Exercise objective :: Reproduce every one of the entries below line for line and character for character, omitting the pictures.
▼
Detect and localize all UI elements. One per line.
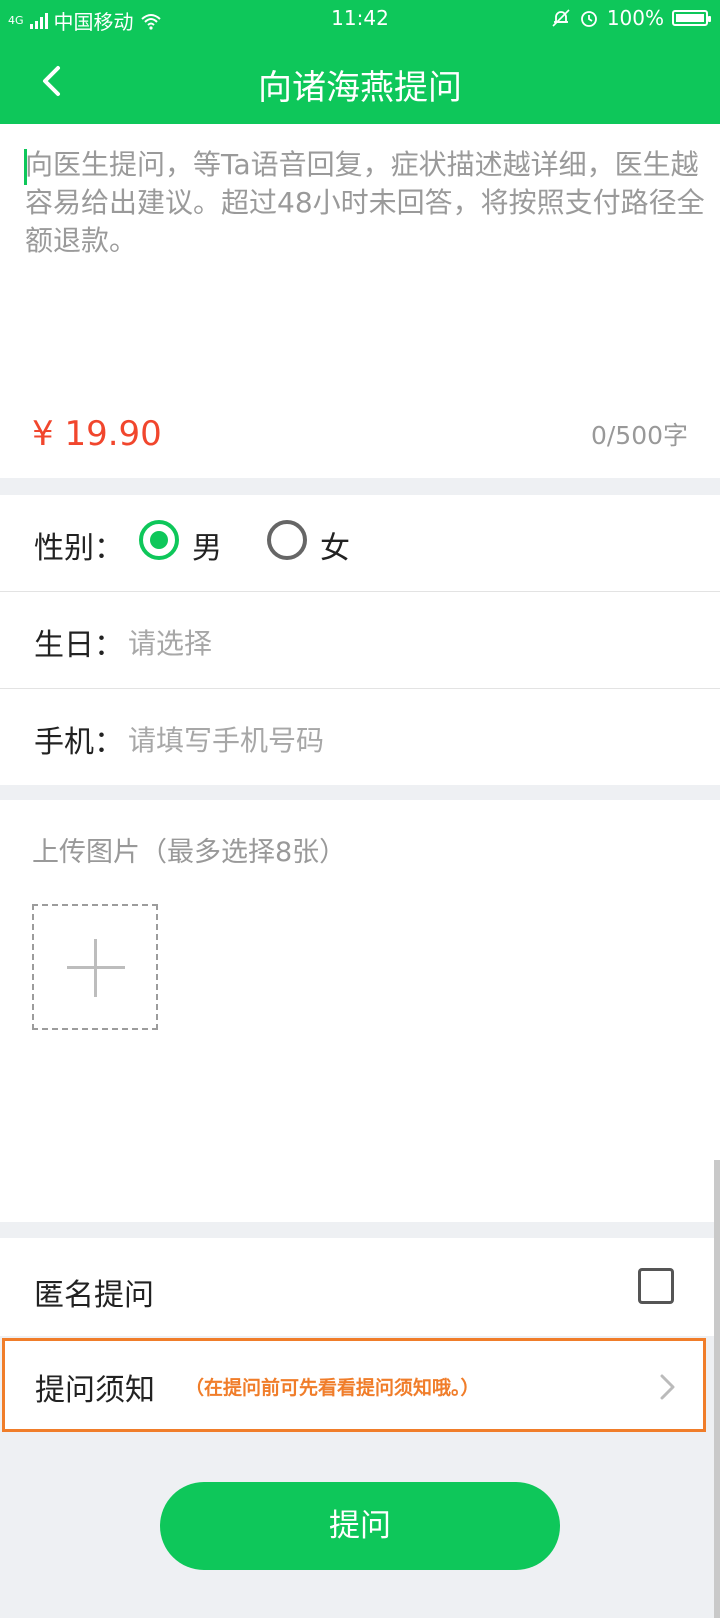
question-placeholder[interactable]: 向医生提问，等Ta语音回复，症状描述越详细，医生越容易给出建议。超过48小时未回… <box>25 146 705 260</box>
upload-title: 上传图片（最多选择8张） <box>32 837 347 868</box>
question-input-area[interactable]: 向医生提问，等Ta语音回复，症状描述越详细，医生越容易给出建议。超过48小时未回… <box>0 124 720 478</box>
battery-icon <box>672 10 711 26</box>
gender-label: 性别： <box>34 531 124 566</box>
page-title: 向诸海燕提问 <box>258 68 462 108</box>
battery-percent: 100% <box>606 6 664 30</box>
nav-bar: 向诸海燕提问 <box>0 38 720 124</box>
gender-row: 性别： 男 女 <box>0 495 720 591</box>
birthday-label: 生日： <box>34 628 124 663</box>
question-notice-row[interactable]: 提问须知 （在提问前可先看看提问须知哦。） <box>2 1338 706 1432</box>
anonymous-checkbox[interactable] <box>638 1268 674 1304</box>
upload-card: 上传图片（最多选择8张） <box>0 800 720 1222</box>
birthday-row[interactable]: 生日： 请选择 <box>0 592 720 688</box>
question-price: ¥ 19.90 <box>32 414 162 454</box>
notice-label: 提问须知 <box>35 1373 155 1408</box>
birthday-select[interactable]: 请选择 <box>128 622 212 662</box>
radio-female[interactable] <box>267 520 307 560</box>
status-bar: 4G 中国移动 11:42 100% <box>0 0 720 38</box>
phone-label: 手机： <box>34 725 124 760</box>
alarm-icon <box>580 11 597 27</box>
phone-input[interactable]: 请填写手机号码 <box>128 719 324 759</box>
radio-male[interactable] <box>139 520 179 560</box>
chevron-right-icon <box>660 1374 675 1400</box>
add-image-button[interactable] <box>32 904 158 1030</box>
radio-female-label[interactable]: 女 <box>320 523 350 567</box>
phone-row[interactable]: 手机： 请填写手机号码 <box>0 689 720 785</box>
anonymous-row[interactable]: 匿名提问 <box>0 1238 720 1336</box>
status-right: 100% <box>551 6 711 30</box>
notice-hint: （在提问前可先看看提问须知哦。） <box>185 1377 480 1399</box>
radio-male-label[interactable]: 男 <box>192 523 222 567</box>
anonymous-row-inner: 匿名提问 <box>0 1238 720 1334</box>
anonymous-label: 匿名提问 <box>34 1278 154 1313</box>
bell-muted-icon <box>552 9 570 27</box>
char-counter: 0/500字 <box>590 421 688 450</box>
patient-info-card: 性别： 男 女 生日： 请选择 手机： 请填写手机号码 <box>0 495 720 785</box>
submit-question-button[interactable]: 提问 <box>160 1482 560 1570</box>
scrollbar[interactable] <box>714 1160 720 1618</box>
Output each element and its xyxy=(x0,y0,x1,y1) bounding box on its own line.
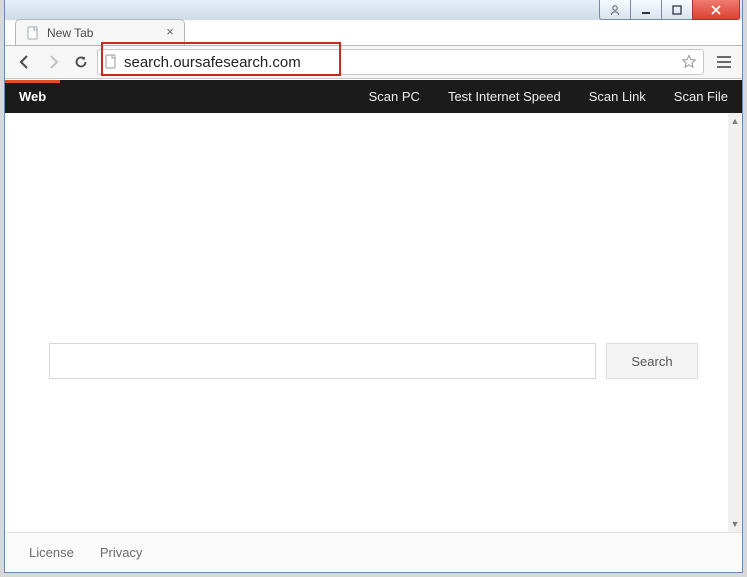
window-titlebar xyxy=(5,0,742,20)
topbar-link-scan-pc[interactable]: Scan PC xyxy=(355,80,434,113)
bookmark-star-icon[interactable] xyxy=(681,54,697,70)
menu-button[interactable] xyxy=(714,52,734,72)
tab-favicon-icon xyxy=(26,26,40,40)
topbar-link-scan-link[interactable]: Scan Link xyxy=(575,80,660,113)
browser-tab[interactable]: New Tab × xyxy=(15,19,185,45)
topbar-link-scan-file[interactable]: Scan File xyxy=(660,80,742,113)
forward-button[interactable] xyxy=(41,50,65,74)
back-button[interactable] xyxy=(13,50,37,74)
browser-window: New Tab × Web xyxy=(4,0,743,573)
reload-button[interactable] xyxy=(69,50,93,74)
site-footer: License Privacy xyxy=(5,532,742,572)
scroll-up-arrow-icon[interactable]: ▲ xyxy=(728,113,742,129)
url-input[interactable] xyxy=(124,54,675,71)
window-minimize-button[interactable] xyxy=(630,0,662,20)
footer-link-privacy[interactable]: Privacy xyxy=(100,545,143,560)
tab-close-button[interactable]: × xyxy=(164,26,176,38)
vertical-scrollbar[interactable]: ▲ ▼ xyxy=(728,113,742,532)
page-content: Web Scan PC Test Internet Speed Scan Lin… xyxy=(5,80,742,572)
footer-link-license[interactable]: License xyxy=(29,545,74,560)
tab-title: New Tab xyxy=(47,26,93,40)
address-bar[interactable] xyxy=(97,49,704,75)
topbar-web-tab[interactable]: Web xyxy=(5,80,60,113)
site-topbar: Web Scan PC Test Internet Speed Scan Lin… xyxy=(5,80,742,113)
window-maximize-button[interactable] xyxy=(661,0,693,20)
tab-strip: New Tab × xyxy=(5,19,742,45)
topbar-web-label: Web xyxy=(19,89,46,104)
scroll-track[interactable] xyxy=(728,129,742,516)
search-row: Search xyxy=(49,343,698,379)
page-icon xyxy=(104,54,118,70)
window-close-button[interactable] xyxy=(692,0,740,20)
window-user-button[interactable] xyxy=(599,0,631,20)
page-body: Search ▲ ▼ xyxy=(5,113,742,532)
search-input[interactable] xyxy=(49,343,596,379)
scroll-down-arrow-icon[interactable]: ▼ xyxy=(728,516,742,532)
search-button[interactable]: Search xyxy=(606,343,698,379)
topbar-link-test-speed[interactable]: Test Internet Speed xyxy=(434,80,575,113)
browser-toolbar xyxy=(5,45,742,79)
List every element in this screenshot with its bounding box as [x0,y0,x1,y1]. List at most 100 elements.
▲
Completed exercise ::
Detect and localize all UI elements. One per line.
question-placeholder[interactable]: 向医生提问，等Ta语音回复，症状描述越详细，医生越容易给出建议。超过48小时未回… <box>25 146 705 260</box>
upload-title: 上传图片（最多选择8张） <box>32 837 347 868</box>
question-input-area[interactable]: 向医生提问，等Ta语音回复，症状描述越详细，医生越容易给出建议。超过48小时未回… <box>0 124 720 478</box>
battery-icon <box>672 10 711 26</box>
gender-label: 性别： <box>34 531 124 566</box>
page-title: 向诸海燕提问 <box>258 68 462 108</box>
battery-percent: 100% <box>606 6 664 30</box>
nav-bar: 向诸海燕提问 <box>0 38 720 124</box>
gender-row: 性别： 男 女 <box>0 495 720 591</box>
birthday-label: 生日： <box>34 628 124 663</box>
question-notice-row[interactable]: 提问须知 （在提问前可先看看提问须知哦。） <box>2 1338 706 1432</box>
anonymous-checkbox[interactable] <box>638 1268 674 1304</box>
upload-card: 上传图片（最多选择8张） <box>0 800 720 1222</box>
birthday-row[interactable]: 生日： 请选择 <box>0 592 720 688</box>
question-price: ¥ 19.90 <box>32 414 162 454</box>
notice-label: 提问须知 <box>35 1373 155 1408</box>
birthday-select[interactable]: 请选择 <box>128 622 212 662</box>
radio-female[interactable] <box>267 520 307 560</box>
status-bar: 4G 中国移动 11:42 100% <box>0 0 720 38</box>
phone-label: 手机： <box>34 725 124 760</box>
alarm-icon <box>580 11 597 27</box>
phone-input[interactable]: 请填写手机号码 <box>128 719 324 759</box>
radio-male[interactable] <box>139 520 179 560</box>
chevron-right-icon <box>660 1374 675 1400</box>
add-image-button[interactable] <box>32 904 158 1030</box>
radio-female-label[interactable]: 女 <box>320 523 350 567</box>
phone-row[interactable]: 手机： 请填写手机号码 <box>0 689 720 785</box>
anonymous-row[interactable]: 匿名提问 <box>0 1238 720 1336</box>
status-right: 100% <box>551 6 711 30</box>
notice-hint: （在提问前可先看看提问须知哦。） <box>185 1377 480 1399</box>
radio-male-label[interactable]: 男 <box>192 523 222 567</box>
anonymous-row-inner: 匿名提问 <box>0 1238 720 1334</box>
anonymous-label: 匿名提问 <box>34 1278 154 1313</box>
bell-muted-icon <box>552 9 570 27</box>
char-counter: 0/500字 <box>590 421 688 450</box>
patient-info-card: 性别： 男 女 生日： 请选择 手机： 请填写手机号码 <box>0 495 720 785</box>
submit-question-button[interactable]: 提问 <box>160 1482 560 1570</box>
scrollbar[interactable] <box>714 1160 720 1618</box>
Output each element and its xyxy=(x0,y0,x1,y1) bounding box on its own line.
window-titlebar xyxy=(5,0,742,20)
topbar-link-scan-pc[interactable]: Scan PC xyxy=(355,80,434,113)
bookmark-star-icon[interactable] xyxy=(681,54,697,70)
menu-button[interactable] xyxy=(714,52,734,72)
tab-favicon-icon xyxy=(26,26,40,40)
topbar-link-scan-link[interactable]: Scan Link xyxy=(575,80,660,113)
browser-tab[interactable]: New Tab × xyxy=(15,19,185,45)
topbar-link-scan-file[interactable]: Scan File xyxy=(660,80,742,113)
forward-button[interactable] xyxy=(41,50,65,74)
back-button[interactable] xyxy=(13,50,37,74)
browser-window: New Tab × Web xyxy=(4,0,743,573)
reload-button[interactable] xyxy=(69,50,93,74)
site-footer: License Privacy xyxy=(5,532,742,572)
scroll-up-arrow-icon[interactable]: ▲ xyxy=(728,113,742,129)
url-input[interactable] xyxy=(124,54,675,71)
window-minimize-button[interactable] xyxy=(630,0,662,20)
footer-link-privacy[interactable]: Privacy xyxy=(100,545,143,560)
tab-close-button[interactable]: × xyxy=(164,26,176,38)
vertical-scrollbar[interactable]: ▲ ▼ xyxy=(728,113,742,532)
page-content: Web Scan PC Test Internet Speed Scan Lin… xyxy=(5,80,742,572)
footer-link-license[interactable]: License xyxy=(29,545,74,560)
tab-title: New Tab xyxy=(47,26,93,40)
address-bar[interactable] xyxy=(97,49,704,75)
topbar-web-tab[interactable]: Web xyxy=(5,80,60,113)
site-topbar: Web Scan PC Test Internet Speed Scan Lin… xyxy=(5,80,742,113)
window-maximize-button[interactable] xyxy=(661,0,693,20)
tab-strip: New Tab × xyxy=(5,19,742,45)
topbar-web-label: Web xyxy=(19,89,46,104)
scroll-track[interactable] xyxy=(728,129,742,516)
search-row: Search xyxy=(49,343,698,379)
page-icon xyxy=(104,54,118,70)
window-close-button[interactable] xyxy=(692,0,740,20)
window-user-button[interactable] xyxy=(599,0,631,20)
page-body: Search ▲ ▼ xyxy=(5,113,742,532)
search-input[interactable] xyxy=(49,343,596,379)
scroll-down-arrow-icon[interactable]: ▼ xyxy=(728,516,742,532)
search-button[interactable]: Search xyxy=(606,343,698,379)
topbar-link-test-speed[interactable]: Test Internet Speed xyxy=(434,80,575,113)
browser-toolbar xyxy=(5,45,742,79)
List every element in this screenshot with its bounding box as [x0,y0,x1,y1]. List at most 100 elements.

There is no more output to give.